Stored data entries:
□ □ □ □ □ □ □
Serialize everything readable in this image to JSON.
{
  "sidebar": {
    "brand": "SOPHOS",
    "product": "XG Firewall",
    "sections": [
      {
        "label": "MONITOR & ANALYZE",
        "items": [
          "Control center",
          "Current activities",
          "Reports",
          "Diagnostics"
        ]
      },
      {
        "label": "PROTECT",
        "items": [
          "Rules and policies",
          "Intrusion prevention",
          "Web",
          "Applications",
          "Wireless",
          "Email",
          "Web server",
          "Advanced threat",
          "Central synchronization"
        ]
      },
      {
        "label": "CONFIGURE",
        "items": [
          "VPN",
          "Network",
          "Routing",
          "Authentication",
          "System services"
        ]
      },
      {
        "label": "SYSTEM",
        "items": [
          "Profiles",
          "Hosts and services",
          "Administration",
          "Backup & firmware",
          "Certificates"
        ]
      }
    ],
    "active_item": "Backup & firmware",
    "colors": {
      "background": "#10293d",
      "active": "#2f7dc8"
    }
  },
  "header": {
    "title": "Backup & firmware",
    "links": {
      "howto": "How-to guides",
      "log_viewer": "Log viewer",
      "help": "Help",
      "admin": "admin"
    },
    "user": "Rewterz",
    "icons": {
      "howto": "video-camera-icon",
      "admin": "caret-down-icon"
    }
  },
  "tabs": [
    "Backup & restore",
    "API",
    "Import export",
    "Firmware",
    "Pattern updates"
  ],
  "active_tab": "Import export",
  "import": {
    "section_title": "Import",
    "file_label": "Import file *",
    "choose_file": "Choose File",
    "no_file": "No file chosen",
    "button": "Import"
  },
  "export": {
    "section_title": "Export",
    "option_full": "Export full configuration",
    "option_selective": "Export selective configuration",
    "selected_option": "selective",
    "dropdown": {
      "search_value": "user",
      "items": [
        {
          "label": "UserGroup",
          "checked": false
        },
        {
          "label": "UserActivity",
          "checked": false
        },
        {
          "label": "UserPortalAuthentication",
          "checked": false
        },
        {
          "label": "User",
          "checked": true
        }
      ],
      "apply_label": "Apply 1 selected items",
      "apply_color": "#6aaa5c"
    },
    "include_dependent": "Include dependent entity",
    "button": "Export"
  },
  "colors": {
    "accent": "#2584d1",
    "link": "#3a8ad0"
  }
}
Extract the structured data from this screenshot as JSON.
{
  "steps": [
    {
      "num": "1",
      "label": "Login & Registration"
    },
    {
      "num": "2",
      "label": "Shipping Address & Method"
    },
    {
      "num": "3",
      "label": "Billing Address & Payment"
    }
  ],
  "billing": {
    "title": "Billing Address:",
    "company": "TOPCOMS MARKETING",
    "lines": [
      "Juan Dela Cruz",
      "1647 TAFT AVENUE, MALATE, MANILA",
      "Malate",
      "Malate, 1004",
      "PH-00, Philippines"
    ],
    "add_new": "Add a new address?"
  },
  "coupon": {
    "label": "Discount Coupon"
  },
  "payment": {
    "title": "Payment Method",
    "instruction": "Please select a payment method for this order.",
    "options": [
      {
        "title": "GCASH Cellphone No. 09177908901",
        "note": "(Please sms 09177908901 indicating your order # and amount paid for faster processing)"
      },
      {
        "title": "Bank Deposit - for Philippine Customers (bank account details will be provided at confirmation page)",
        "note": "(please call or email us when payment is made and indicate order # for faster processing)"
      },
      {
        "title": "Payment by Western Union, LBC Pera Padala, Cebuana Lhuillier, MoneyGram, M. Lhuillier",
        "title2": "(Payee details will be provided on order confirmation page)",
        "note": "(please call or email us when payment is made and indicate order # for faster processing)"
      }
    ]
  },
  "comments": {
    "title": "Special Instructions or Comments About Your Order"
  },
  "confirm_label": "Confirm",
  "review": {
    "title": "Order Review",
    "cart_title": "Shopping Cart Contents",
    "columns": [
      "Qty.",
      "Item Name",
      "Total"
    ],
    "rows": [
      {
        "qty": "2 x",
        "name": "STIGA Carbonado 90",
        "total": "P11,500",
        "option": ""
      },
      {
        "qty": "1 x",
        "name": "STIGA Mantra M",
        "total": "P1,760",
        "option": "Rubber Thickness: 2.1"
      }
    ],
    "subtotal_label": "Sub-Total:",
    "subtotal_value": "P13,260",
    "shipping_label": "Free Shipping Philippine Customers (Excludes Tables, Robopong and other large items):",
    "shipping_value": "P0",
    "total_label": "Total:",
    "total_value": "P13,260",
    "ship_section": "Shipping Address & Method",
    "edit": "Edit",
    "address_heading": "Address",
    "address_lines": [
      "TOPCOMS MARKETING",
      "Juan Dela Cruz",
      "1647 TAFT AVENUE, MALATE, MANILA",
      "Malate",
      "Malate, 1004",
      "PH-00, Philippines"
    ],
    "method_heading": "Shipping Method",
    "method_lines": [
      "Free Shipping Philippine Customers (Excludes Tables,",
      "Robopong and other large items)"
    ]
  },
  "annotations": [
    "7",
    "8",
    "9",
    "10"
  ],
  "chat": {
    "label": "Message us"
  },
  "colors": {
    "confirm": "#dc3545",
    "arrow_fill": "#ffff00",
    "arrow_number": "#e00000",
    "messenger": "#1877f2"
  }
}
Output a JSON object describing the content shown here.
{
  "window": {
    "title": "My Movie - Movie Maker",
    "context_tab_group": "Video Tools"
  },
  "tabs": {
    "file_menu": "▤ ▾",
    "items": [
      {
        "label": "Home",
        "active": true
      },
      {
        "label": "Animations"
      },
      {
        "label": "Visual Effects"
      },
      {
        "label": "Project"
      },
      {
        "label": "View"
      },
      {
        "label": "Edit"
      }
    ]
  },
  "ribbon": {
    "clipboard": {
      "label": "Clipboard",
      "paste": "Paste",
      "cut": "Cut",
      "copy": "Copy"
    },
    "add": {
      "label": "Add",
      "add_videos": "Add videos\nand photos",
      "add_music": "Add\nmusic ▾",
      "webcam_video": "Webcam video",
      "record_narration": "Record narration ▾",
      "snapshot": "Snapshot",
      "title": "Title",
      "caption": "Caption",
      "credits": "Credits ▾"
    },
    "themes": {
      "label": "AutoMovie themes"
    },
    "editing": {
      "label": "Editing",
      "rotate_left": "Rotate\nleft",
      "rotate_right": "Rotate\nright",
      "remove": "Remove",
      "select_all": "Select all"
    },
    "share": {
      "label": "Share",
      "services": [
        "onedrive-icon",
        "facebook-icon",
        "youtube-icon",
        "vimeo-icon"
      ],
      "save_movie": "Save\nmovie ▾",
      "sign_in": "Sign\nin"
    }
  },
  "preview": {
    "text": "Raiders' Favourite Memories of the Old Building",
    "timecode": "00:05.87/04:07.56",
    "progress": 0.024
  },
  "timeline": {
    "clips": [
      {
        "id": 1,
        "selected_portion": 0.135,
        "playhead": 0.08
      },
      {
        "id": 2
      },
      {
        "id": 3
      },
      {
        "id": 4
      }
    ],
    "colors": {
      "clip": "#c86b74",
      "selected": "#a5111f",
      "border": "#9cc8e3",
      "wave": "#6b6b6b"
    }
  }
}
□ □ □ □ □ □ □
To be done :: Find and count the lines of the data that include the string "selective", and report that figure by itself.

Answer for this exercise :: 2